▶ Source records:
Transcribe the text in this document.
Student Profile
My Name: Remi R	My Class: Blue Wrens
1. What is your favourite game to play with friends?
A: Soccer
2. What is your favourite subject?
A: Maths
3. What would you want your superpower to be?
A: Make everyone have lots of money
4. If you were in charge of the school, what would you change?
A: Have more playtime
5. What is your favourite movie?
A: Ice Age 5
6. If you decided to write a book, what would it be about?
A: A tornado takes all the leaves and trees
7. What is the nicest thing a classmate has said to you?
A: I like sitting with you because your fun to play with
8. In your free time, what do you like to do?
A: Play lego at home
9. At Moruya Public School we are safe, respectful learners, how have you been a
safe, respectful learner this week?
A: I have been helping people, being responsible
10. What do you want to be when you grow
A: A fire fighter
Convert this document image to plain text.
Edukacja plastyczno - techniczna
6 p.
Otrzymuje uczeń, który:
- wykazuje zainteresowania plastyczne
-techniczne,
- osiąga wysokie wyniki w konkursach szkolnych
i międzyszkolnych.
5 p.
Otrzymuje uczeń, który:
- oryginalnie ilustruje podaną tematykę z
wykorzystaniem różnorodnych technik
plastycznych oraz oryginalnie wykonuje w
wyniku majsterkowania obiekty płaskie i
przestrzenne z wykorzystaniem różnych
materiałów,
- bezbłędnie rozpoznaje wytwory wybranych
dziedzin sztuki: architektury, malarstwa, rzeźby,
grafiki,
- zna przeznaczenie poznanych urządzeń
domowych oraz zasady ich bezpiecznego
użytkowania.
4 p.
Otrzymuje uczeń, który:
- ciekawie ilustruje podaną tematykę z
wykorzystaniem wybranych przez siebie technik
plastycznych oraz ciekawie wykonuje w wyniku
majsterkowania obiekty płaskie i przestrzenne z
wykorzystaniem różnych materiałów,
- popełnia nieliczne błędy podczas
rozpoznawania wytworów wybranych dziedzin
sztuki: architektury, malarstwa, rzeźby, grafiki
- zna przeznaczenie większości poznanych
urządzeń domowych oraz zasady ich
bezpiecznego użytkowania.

▶ Exercise details:
Type the whole listing again, unaltered.

▶ Reply:
Transcribe the text in this document.
Student Profile
My Name: Remi R	My Class: Blue Wrens
1. What is your favourite game to play with friends?
A: Soccer
2. What is your favourite subject?
A: Maths
3. What would you want your superpower to be?
A: Make everyone have lots of money
4. If you were in charge of the school, what would you change?
A: Have more playtime
5. What is your favourite movie?
A: Ice Age 5
6. If you decided to write a book, what would it be about?
A: A tornado takes all the leaves and trees
7. What is the nicest thing a classmate has said to you?
A: I like sitting with you because your fun to play with
8. In your free time, what do you like to do?
A: Play lego at home
9. At Moruya Public School we are safe, respectful learners, how have you been a
safe, respectful learner this week?
A: I have been helping people, being responsible
10. What do you want to be when you grow
A: A fire fighter
Convert this document image to plain text.
Edukacja plastyczno - techniczna
6 p.
Otrzymuje uczeń, który:
- wykazuje zainteresowania plastyczne
-techniczne,
- osiąga wysokie wyniki w konkursach szkolnych
i międzyszkolnych.
5 p.
Otrzymuje uczeń, który:
- oryginalnie ilustruje podaną tematykę z
wykorzystaniem różnorodnych technik
plastycznych oraz oryginalnie wykonuje w
wyniku majsterkowania obiekty płaskie i
przestrzenne z wykorzystaniem różnych
materiałów,
- bezbłędnie rozpoznaje wytwory wybranych
dziedzin sztuki: architektury, malarstwa, rzeźby,
grafiki,
- zna przeznaczenie poznanych urządzeń
domowych oraz zasady ich bezpiecznego
użytkowania.
4 p.
Otrzymuje uczeń, który:
- ciekawie ilustruje podaną tematykę z
wykorzystaniem wybranych przez siebie technik
plastycznych oraz ciekawie wykonuje w wyniku
majsterkowania obiekty płaskie i przestrzenne z
wykorzystaniem różnych materiałów,
- popełnia nieliczne błędy podczas
rozpoznawania wytworów wybranych dziedzin
sztuki: architektury, malarstwa, rzeźby, grafiki
- zna przeznaczenie większości poznanych
urządzeń domowych oraz zasady ich
bezpiecznego użytkowania.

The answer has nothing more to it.